> **TASK DETAILS**
Copy out each line exactly; pictures stay out of the copy.
——————
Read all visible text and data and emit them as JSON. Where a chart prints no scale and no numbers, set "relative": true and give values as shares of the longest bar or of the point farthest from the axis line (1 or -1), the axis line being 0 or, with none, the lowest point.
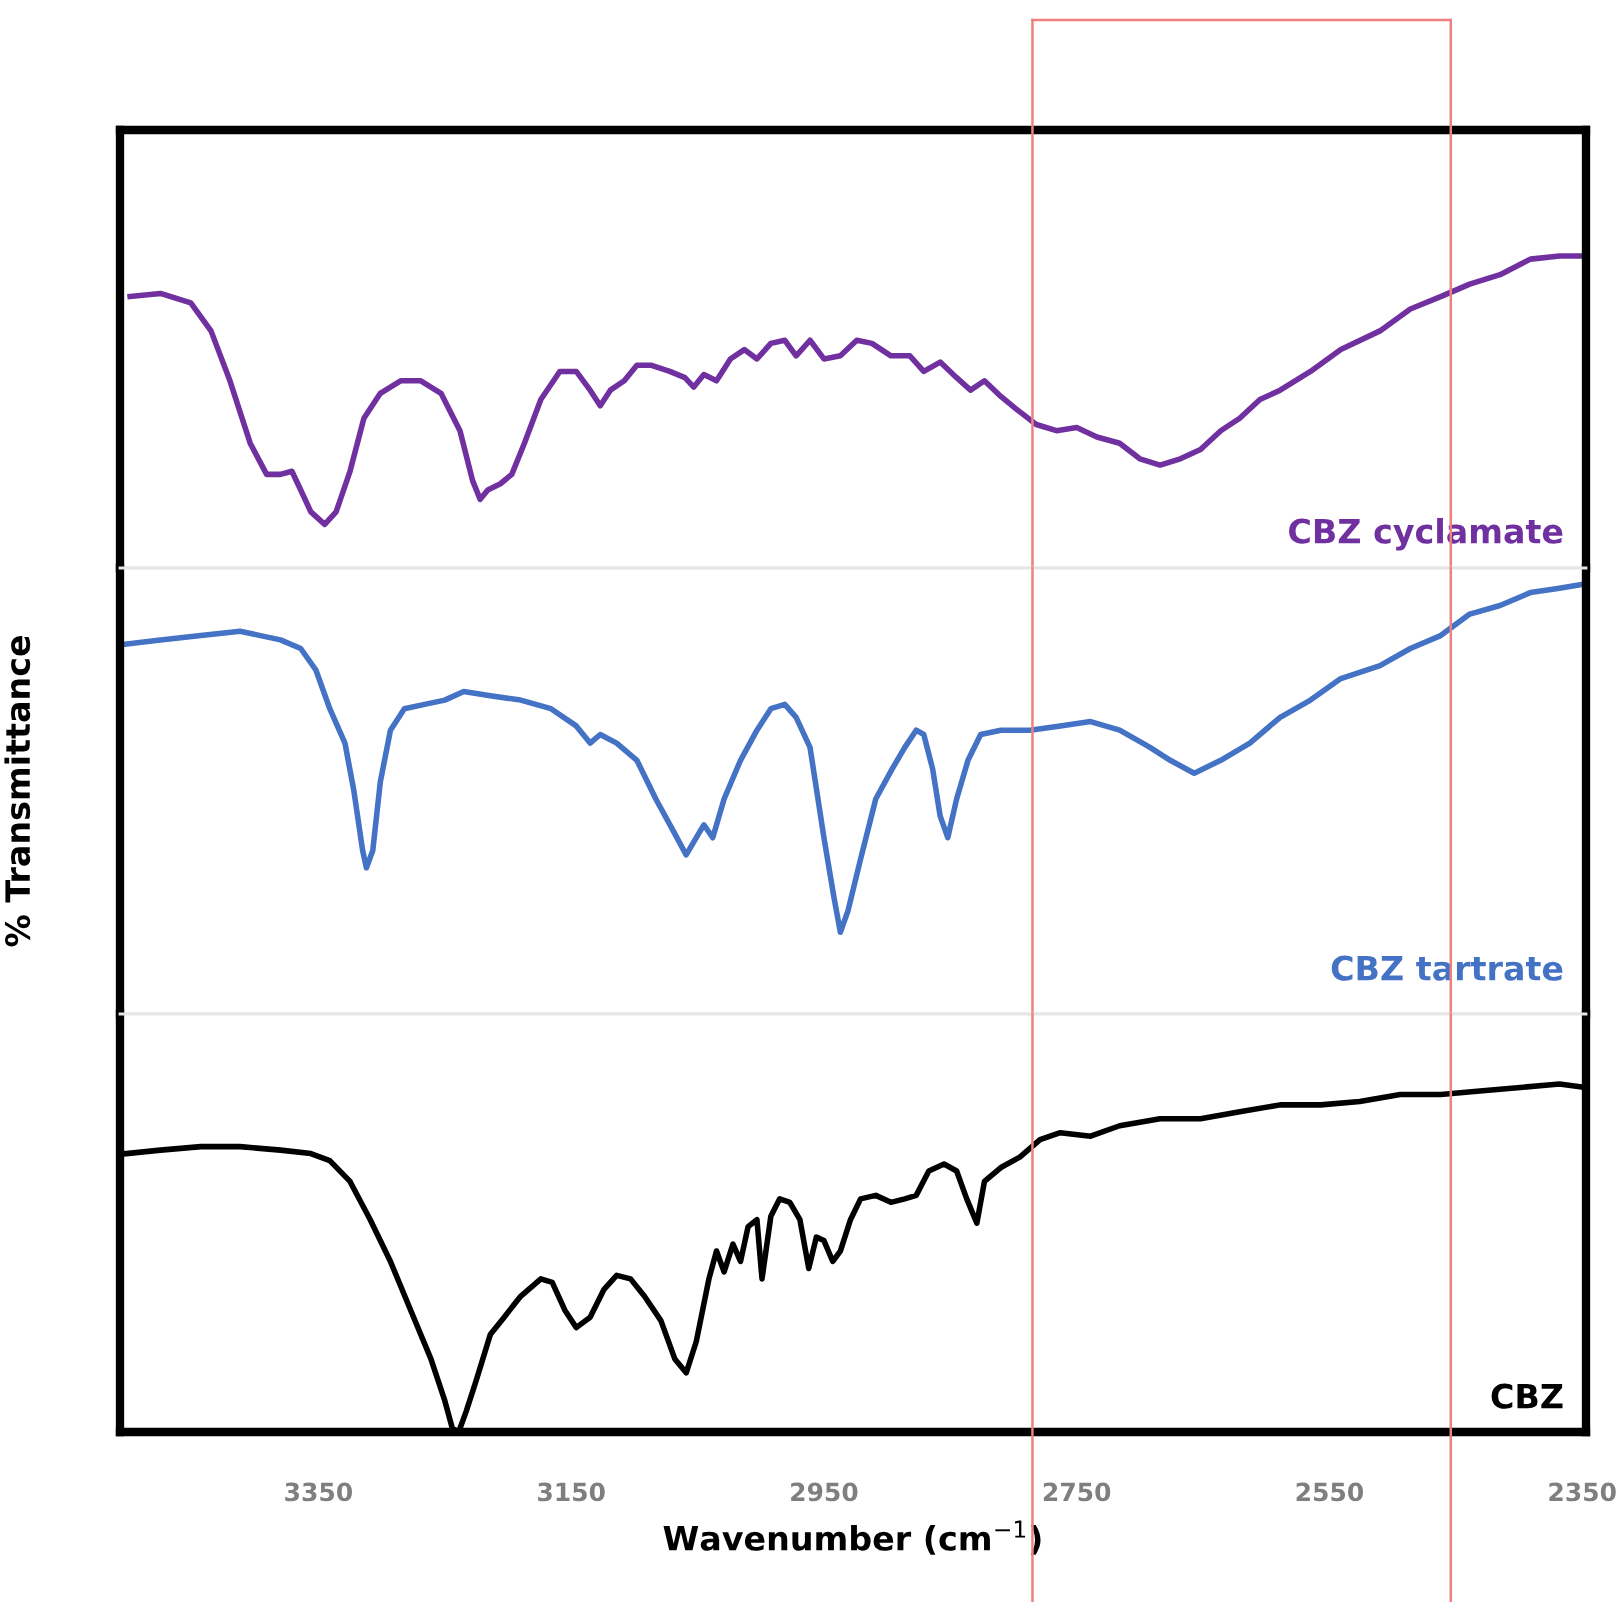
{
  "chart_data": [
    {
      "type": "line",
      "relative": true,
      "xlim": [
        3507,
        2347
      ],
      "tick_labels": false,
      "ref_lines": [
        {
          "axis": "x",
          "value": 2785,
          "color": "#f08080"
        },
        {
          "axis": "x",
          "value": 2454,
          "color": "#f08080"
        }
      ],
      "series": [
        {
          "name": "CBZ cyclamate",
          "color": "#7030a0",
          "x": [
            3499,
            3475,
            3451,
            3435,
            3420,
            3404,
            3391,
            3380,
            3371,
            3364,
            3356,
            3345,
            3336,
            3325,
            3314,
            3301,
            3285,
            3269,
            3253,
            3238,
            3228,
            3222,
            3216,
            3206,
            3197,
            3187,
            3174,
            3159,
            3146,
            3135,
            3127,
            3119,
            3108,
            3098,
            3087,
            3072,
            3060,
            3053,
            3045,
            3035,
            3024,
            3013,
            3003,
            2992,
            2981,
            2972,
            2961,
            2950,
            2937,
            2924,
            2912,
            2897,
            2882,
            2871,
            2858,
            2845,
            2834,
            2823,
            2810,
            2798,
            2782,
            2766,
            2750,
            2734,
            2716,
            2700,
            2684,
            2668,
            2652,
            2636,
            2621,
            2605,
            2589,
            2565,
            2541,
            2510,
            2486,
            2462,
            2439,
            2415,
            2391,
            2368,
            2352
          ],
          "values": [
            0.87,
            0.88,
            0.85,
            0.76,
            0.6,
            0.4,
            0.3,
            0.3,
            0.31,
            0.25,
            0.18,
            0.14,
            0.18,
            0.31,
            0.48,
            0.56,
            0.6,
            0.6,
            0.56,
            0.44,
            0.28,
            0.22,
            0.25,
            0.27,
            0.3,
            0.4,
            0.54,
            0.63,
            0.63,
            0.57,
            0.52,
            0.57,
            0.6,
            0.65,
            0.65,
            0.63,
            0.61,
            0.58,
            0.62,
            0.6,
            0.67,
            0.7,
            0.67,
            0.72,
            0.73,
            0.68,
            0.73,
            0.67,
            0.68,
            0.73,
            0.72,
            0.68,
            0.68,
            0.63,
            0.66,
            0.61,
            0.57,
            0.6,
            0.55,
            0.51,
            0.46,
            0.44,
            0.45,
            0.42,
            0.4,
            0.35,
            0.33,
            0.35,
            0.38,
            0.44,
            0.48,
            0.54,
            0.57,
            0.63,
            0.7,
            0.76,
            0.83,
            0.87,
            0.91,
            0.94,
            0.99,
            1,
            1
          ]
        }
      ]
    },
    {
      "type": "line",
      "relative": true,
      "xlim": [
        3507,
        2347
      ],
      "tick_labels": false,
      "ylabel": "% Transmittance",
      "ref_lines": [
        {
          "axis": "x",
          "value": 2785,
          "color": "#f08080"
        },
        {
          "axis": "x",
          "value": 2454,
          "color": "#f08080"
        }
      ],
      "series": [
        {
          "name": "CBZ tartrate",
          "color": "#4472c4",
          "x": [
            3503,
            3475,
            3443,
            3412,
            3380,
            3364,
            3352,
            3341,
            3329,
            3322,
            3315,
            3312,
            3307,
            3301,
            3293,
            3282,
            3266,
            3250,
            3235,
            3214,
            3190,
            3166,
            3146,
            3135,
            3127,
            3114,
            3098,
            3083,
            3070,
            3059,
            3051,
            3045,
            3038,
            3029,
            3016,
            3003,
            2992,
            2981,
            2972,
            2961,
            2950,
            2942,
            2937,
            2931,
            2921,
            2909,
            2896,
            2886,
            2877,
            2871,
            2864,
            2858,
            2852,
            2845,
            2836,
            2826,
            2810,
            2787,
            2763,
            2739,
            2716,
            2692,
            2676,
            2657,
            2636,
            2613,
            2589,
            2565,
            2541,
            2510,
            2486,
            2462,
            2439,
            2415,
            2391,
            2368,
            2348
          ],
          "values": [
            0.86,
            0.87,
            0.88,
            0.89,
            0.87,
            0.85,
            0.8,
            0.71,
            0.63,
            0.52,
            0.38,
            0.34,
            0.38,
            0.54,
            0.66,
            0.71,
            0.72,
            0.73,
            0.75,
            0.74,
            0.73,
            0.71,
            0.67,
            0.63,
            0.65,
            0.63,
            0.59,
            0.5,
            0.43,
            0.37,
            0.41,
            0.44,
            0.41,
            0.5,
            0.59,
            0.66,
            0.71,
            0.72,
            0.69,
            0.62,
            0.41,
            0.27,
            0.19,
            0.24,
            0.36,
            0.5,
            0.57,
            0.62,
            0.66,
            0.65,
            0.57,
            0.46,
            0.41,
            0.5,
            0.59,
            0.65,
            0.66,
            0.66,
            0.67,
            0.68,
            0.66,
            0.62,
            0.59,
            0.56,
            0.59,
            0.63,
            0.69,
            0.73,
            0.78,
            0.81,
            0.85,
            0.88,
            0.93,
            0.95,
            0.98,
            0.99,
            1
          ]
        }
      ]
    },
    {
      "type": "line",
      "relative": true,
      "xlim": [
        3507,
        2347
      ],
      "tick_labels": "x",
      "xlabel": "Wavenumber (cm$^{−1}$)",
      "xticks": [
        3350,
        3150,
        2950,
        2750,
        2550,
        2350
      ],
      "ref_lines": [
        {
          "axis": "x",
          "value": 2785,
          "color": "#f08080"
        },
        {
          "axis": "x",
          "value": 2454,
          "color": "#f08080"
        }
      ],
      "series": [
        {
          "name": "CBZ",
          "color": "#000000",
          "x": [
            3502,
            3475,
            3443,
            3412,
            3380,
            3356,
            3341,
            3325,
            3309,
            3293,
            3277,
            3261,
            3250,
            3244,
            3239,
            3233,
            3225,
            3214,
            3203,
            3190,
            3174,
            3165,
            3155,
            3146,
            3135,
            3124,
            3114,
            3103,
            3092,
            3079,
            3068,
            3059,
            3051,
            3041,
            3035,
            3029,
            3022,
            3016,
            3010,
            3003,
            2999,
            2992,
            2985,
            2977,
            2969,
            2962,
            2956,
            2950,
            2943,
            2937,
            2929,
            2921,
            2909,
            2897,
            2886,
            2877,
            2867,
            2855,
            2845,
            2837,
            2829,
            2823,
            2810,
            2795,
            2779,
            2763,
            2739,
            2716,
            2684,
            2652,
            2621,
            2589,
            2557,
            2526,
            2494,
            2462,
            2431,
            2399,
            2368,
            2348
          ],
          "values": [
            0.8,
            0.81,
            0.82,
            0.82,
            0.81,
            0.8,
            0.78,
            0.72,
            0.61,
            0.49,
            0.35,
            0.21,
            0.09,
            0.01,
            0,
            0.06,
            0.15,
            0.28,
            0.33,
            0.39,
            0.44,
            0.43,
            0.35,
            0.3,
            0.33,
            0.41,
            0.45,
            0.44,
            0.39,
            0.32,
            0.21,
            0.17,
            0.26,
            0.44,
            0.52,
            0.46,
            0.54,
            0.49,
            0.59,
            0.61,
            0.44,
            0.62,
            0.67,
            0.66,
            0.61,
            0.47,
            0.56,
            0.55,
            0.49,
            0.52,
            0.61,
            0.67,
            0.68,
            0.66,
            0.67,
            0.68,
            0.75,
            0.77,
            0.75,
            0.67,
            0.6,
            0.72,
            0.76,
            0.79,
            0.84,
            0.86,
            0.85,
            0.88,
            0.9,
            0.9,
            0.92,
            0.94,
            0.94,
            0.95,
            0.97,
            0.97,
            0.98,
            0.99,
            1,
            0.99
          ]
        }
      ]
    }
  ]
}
——————
> **THE OUTPUT**
Read all visible text and data and emit them as JSON. Where a chart prints no scale and no numbers, set "relative": true and give values as shares of the longest bar or of the point farthest from the axis line (1 or -1), the axis line being 0 or, with none, the lowest point.
{
  "chart_data": [
    {
      "type": "line",
      "relative": true,
      "xlim": [
        3507,
        2347
      ],
      "tick_labels": false,
      "ref_lines": [
        {
          "axis": "x",
          "value": 2785,
          "color": "#f08080"
        },
        {
          "axis": "x",
          "value": 2454,
          "color": "#f08080"
        }
      ],
      "series": [
        {
          "name": "CBZ cyclamate",
          "color": "#7030a0",
          "x": [
            3499,
            3475,
            3451,
            3435,
            3420,
            3404,
            3391,
            3380,
            3371,
            3364,
            3356,
            3345,
            3336,
            3325,
            3314,
            3301,
            3285,
            3269,
            3253,
            3238,
            3228,
            3222,
            3216,
            3206,
            3197,
            3187,
            3174,
            3159,
            3146,
            3135,
            3127,
            3119,
            3108,
            3098,
            3087,
            3072,
            3060,
            3053,
            3045,
            3035,
            3024,
            3013,
            3003,
            2992,
            2981,
            2972,
            2961,
            2950,
            2937,
            2924,
            2912,
            2897,
            2882,
            2871,
            2858,
            2845,
            2834,
            2823,
            2810,
            2798,
            2782,
            2766,
            2750,
            2734,
            2716,
            2700,
            2684,
            2668,
            2652,
            2636,
            2621,
            2605,
            2589,
            2565,
            2541,
            2510,
            2486,
            2462,
            2439,
            2415,
            2391,
            2368,
            2352
          ],
          "values": [
            0.87,
            0.88,
            0.85,
            0.76,
            0.6,
            0.4,
            0.3,
            0.3,
            0.31,
            0.25,
            0.18,
            0.14,
            0.18,
            0.31,
            0.48,
            0.56,
            0.6,
            0.6,
            0.56,
            0.44,
            0.28,
            0.22,
            0.25,
            0.27,
            0.3,
            0.4,
            0.54,
            0.63,
            0.63,
            0.57,
            0.52,
            0.57,
            0.6,
            0.65,
            0.65,
            0.63,
            0.61,
            0.58,
            0.62,
            0.6,
            0.67,
            0.7,
            0.67,
            0.72,
            0.73,
            0.68,
            0.73,
            0.67,
            0.68,
            0.73,
            0.72,
            0.68,
            0.68,
            0.63,
            0.66,
            0.61,
            0.57,
            0.6,
            0.55,
            0.51,
            0.46,
            0.44,
            0.45,
            0.42,
            0.4,
            0.35,
            0.33,
            0.35,
            0.38,
            0.44,
            0.48,
            0.54,
            0.57,
            0.63,
            0.7,
            0.76,
            0.83,
            0.87,
            0.91,
            0.94,
            0.99,
            1,
            1
          ]
        }
      ]
    },
    {
      "type": "line",
      "relative": true,
      "xlim": [
        3507,
        2347
      ],
      "tick_labels": false,
      "ylabel": "% Transmittance",
      "ref_lines": [
        {
          "axis": "x",
          "value": 2785,
          "color": "#f08080"
        },
        {
          "axis": "x",
          "value": 2454,
          "color": "#f08080"
        }
      ],
      "series": [
        {
          "name": "CBZ tartrate",
          "color": "#4472c4",
          "x": [
            3503,
            3475,
            3443,
            3412,
            3380,
            3364,
            3352,
            3341,
            3329,
            3322,
            3315,
            3312,
            3307,
            3301,
            3293,
            3282,
            3266,
            3250,
            3235,
            3214,
            3190,
            3166,
            3146,
            3135,
            3127,
            3114,
            3098,
            3083,
            3070,
            3059,
            3051,
            3045,
            3038,
            3029,
            3016,
            3003,
            2992,
            2981,
            2972,
            2961,
            2950,
            2942,
            2937,
            2931,
            2921,
            2909,
            2896,
            2886,
            2877,
            2871,
            2864,
            2858,
            2852,
            2845,
            2836,
            2826,
            2810,
            2787,
            2763,
            2739,
            2716,
            2692,
            2676,
            2657,
            2636,
            2613,
            2589,
            2565,
            2541,
            2510,
            2486,
            2462,
            2439,
            2415,
            2391,
            2368,
            2348
          ],
          "values": [
            0.86,
            0.87,
            0.88,
            0.89,
            0.87,
            0.85,
            0.8,
            0.71,
            0.63,
            0.52,
            0.38,
            0.34,
            0.38,
            0.54,
            0.66,
            0.71,
            0.72,
            0.73,
            0.75,
            0.74,
            0.73,
            0.71,
            0.67,
            0.63,
            0.65,
            0.63,
            0.59,
            0.5,
            0.43,
            0.37,
            0.41,
            0.44,
            0.41,
            0.5,
            0.59,
            0.66,
            0.71,
            0.72,
            0.69,
            0.62,
            0.41,
            0.27,
            0.19,
            0.24,
            0.36,
            0.5,
            0.57,
            0.62,
            0.66,
            0.65,
            0.57,
            0.46,
            0.41,
            0.5,
            0.59,
            0.65,
            0.66,
            0.66,
            0.67,
            0.68,
            0.66,
            0.62,
            0.59,
            0.56,
            0.59,
            0.63,
            0.69,
            0.73,
            0.78,
            0.81,
            0.85,
            0.88,
            0.93,
            0.95,
            0.98,
            0.99,
            1
          ]
        }
      ]
    },
    {
      "type": "line",
      "relative": true,
      "xlim": [
        3507,
        2347
      ],
      "tick_labels": "x",
      "xlabel": "Wavenumber (cm$^{−1}$)",
      "xticks": [
        3350,
        3150,
        2950,
        2750,
        2550,
        2350
      ],
      "ref_lines": [
        {
          "axis": "x",
          "value": 2785,
          "color": "#f08080"
        },
        {
          "axis": "x",
          "value": 2454,
          "color": "#f08080"
        }
      ],
      "series": [
        {
          "name": "CBZ",
          "color": "#000000",
          "x": [
            3502,
            3475,
            3443,
            3412,
            3380,
            3356,
            3341,
            3325,
            3309,
            3293,
            3277,
            3261,
            3250,
            3244,
            3239,
            3233,
            3225,
            3214,
            3203,
            3190,
            3174,
            3165,
            3155,
            3146,
            3135,
            3124,
            3114,
            3103,
            3092,
            3079,
            3068,
            3059,
            3051,
            3041,
            3035,
            3029,
            3022,
            3016,
            3010,
            3003,
            2999,
            2992,
            2985,
            2977,
            2969,
            2962,
            2956,
            2950,
            2943,
            2937,
            2929,
            2921,
            2909,
            2897,
            2886,
            2877,
            2867,
            2855,
            2845,
            2837,
            2829,
            2823,
            2810,
            2795,
            2779,
            2763,
            2739,
            2716,
            2684,
            2652,
            2621,
            2589,
            2557,
            2526,
            2494,
            2462,
            2431,
            2399,
            2368,
            2348
          ],
          "values": [
            0.8,
            0.81,
            0.82,
            0.82,
            0.81,
            0.8,
            0.78,
            0.72,
            0.61,
            0.49,
            0.35,
            0.21,
            0.09,
            0.01,
            0,
            0.06,
            0.15,
            0.28,
            0.33,
            0.39,
            0.44,
            0.43,
            0.35,
            0.3,
            0.33,
            0.41,
            0.45,
            0.44,
            0.39,
            0.32,
            0.21,
            0.17,
            0.26,
            0.44,
            0.52,
            0.46,
            0.54,
            0.49,
            0.59,
            0.61,
            0.44,
            0.62,
            0.67,
            0.66,
            0.61,
            0.47,
            0.56,
            0.55,
            0.49,
            0.52,
            0.61,
            0.67,
            0.68,
            0.66,
            0.67,
            0.68,
            0.75,
            0.77,
            0.75,
            0.67,
            0.6,
            0.72,
            0.76,
            0.79,
            0.84,
            0.86,
            0.85,
            0.88,
            0.9,
            0.9,
            0.92,
            0.94,
            0.94,
            0.95,
            0.97,
            0.97,
            0.98,
            0.99,
            1,
            0.99
          ]
        }
      ]
    }
  ]
}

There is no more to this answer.